Required task
Gather all lines in the data that hold the string "tranco".

::::::::::

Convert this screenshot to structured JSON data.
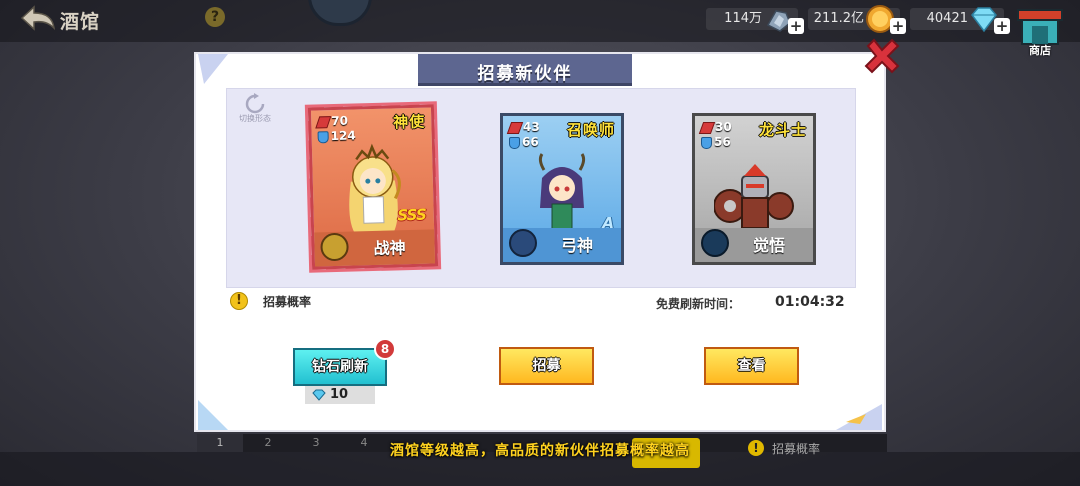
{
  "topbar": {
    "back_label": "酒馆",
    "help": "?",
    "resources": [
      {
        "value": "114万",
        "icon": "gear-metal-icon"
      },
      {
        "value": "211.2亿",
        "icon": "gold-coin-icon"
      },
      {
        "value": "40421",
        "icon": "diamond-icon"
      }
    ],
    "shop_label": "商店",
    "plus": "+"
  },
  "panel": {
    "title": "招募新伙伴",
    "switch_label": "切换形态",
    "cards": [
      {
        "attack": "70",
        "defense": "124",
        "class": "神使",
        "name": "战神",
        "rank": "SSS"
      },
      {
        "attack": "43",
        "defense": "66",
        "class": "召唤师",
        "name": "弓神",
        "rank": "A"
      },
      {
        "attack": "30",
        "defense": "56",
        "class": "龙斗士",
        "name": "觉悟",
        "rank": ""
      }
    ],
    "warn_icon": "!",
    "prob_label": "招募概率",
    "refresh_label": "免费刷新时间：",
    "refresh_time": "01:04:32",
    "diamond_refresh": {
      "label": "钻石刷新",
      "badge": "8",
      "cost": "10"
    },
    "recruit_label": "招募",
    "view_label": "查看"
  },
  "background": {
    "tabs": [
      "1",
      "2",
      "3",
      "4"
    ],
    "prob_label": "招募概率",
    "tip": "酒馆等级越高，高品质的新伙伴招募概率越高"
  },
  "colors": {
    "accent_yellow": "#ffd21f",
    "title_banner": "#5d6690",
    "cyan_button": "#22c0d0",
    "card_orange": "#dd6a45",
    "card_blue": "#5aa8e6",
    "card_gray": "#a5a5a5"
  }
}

::::::::::

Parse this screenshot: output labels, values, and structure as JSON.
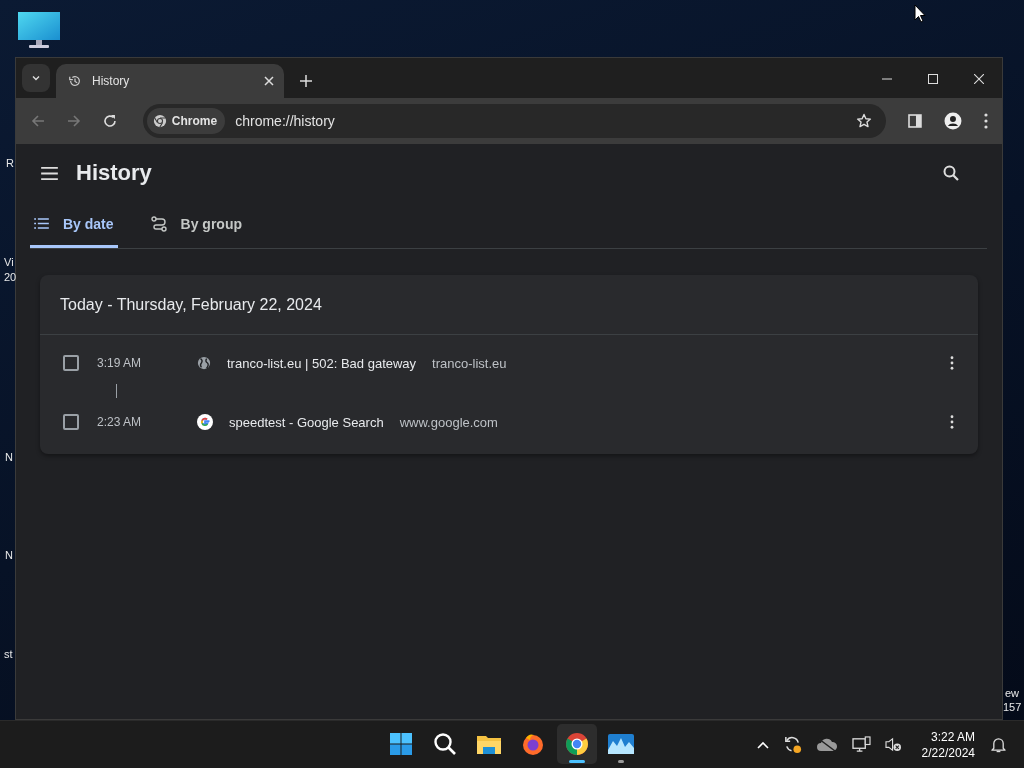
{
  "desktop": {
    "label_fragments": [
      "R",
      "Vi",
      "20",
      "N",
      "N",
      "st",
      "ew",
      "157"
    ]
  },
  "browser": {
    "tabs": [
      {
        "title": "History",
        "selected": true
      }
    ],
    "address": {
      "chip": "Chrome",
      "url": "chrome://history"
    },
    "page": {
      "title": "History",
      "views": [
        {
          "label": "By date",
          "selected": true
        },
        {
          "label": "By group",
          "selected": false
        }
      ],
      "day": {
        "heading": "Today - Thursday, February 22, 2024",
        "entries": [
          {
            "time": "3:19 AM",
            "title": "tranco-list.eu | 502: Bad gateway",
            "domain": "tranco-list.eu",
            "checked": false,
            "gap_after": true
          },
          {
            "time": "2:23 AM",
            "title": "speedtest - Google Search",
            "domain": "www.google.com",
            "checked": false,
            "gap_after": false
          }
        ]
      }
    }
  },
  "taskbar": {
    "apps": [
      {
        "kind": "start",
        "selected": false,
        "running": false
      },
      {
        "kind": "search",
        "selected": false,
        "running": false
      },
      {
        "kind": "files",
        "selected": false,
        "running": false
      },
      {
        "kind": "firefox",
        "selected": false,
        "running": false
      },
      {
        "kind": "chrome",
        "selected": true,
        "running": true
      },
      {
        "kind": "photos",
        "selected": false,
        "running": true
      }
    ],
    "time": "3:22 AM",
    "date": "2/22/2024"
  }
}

::::::::::

Result of this task
            "title": "tranco-list.eu | 502: Bad gateway",
            "domain": "tranco-list.eu",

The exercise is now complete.